──────── Recorded information
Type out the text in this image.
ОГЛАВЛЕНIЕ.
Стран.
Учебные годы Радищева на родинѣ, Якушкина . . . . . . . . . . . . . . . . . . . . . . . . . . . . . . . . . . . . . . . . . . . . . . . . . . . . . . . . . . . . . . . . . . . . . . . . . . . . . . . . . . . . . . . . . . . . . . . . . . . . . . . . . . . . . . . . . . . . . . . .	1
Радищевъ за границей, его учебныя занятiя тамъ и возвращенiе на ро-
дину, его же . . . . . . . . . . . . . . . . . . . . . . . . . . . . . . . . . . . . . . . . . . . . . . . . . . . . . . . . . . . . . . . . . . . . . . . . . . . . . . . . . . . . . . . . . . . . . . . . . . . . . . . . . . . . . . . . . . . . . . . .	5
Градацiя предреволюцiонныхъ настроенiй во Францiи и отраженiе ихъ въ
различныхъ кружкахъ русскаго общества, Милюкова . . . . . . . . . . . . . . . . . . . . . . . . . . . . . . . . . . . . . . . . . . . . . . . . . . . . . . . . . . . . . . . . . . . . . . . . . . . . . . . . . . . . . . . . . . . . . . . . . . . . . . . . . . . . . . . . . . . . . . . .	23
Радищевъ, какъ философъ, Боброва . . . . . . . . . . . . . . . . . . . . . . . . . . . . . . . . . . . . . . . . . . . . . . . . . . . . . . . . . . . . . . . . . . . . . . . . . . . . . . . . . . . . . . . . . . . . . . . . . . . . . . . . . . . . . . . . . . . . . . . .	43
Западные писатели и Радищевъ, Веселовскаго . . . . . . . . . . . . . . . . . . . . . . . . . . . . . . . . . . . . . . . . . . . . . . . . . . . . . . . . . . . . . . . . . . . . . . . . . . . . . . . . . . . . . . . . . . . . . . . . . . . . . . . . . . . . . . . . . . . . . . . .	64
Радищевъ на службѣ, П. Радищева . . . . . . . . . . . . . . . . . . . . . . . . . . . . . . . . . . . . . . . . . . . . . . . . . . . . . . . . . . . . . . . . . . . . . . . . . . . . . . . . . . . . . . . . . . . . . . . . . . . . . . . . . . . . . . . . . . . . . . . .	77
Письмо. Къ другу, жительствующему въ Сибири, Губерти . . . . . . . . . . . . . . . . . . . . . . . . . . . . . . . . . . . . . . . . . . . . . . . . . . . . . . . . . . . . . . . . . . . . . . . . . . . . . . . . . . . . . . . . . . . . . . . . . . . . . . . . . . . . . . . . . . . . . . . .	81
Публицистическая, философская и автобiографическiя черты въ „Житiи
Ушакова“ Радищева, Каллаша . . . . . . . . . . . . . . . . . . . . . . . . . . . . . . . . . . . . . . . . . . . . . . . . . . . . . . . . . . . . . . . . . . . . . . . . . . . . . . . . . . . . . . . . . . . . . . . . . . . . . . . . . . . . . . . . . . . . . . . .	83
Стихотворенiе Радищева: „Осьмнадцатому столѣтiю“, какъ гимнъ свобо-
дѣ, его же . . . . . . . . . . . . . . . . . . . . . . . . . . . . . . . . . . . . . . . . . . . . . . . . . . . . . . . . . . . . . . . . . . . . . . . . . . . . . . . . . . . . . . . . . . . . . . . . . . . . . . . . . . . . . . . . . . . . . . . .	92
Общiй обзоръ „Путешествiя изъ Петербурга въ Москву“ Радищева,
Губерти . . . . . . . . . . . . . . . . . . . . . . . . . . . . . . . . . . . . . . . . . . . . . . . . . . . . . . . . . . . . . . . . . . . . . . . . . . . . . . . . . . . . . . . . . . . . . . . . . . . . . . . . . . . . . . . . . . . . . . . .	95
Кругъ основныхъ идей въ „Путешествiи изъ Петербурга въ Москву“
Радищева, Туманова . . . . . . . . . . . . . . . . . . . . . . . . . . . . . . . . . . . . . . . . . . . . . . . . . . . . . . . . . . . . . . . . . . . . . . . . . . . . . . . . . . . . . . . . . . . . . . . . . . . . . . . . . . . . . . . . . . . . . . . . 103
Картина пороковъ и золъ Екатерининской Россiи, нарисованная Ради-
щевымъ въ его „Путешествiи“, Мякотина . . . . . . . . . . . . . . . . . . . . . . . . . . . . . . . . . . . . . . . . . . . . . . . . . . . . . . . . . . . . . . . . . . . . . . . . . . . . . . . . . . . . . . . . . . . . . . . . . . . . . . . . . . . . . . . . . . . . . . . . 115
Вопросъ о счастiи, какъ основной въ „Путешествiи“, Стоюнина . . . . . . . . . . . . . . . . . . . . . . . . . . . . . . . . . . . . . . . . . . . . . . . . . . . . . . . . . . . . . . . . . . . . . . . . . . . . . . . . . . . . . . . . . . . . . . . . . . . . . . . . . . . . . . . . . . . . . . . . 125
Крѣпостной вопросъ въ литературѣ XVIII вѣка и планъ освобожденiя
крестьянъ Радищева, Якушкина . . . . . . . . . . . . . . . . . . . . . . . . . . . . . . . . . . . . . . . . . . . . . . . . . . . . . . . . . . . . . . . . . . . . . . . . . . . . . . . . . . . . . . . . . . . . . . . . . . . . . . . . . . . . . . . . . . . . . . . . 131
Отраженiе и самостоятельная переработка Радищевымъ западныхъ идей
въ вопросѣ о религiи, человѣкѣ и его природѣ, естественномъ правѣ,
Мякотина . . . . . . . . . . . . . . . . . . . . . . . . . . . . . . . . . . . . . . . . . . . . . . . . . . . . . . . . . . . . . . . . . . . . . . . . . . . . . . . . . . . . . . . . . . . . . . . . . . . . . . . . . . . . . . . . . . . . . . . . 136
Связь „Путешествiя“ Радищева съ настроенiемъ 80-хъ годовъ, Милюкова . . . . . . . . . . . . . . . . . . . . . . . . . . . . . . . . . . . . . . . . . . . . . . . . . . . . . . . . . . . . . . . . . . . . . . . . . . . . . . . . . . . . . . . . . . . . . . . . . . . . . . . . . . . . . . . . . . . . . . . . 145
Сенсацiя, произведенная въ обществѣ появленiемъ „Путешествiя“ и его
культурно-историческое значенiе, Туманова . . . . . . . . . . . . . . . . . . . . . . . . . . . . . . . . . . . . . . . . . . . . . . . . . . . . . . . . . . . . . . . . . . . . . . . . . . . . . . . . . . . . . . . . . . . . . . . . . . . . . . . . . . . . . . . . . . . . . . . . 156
────────────────
[Your goal] Whichever lines contain the string "Мякотина", select and copy them.

[Answer to the task]
щевымъ въ его „Путешествiи“, Мякотина . . . . . . . . . . . . . . . . . . . . . . . . . . . . . . . . . . . . . . . . . . . . . . . . . . . . . . . . . . . . . . . . . . . . . . . . . . . . . . . . . . . . . . . . . . . . . . . . . . . . . . . . . . . . . . . . . . . . . . . . 115
Мякотина . . . . . . . . . . . . . . . . . . . . . . . . . . . . . . . . . . . . . . . . . . . . . . . . . . . . . . . . . . . . . . . . . . . . . . . . . . . . . . . . . . . . . . . . . . . . . . . . . . . . . . . . . . . . . . . . . . . . . . . . 136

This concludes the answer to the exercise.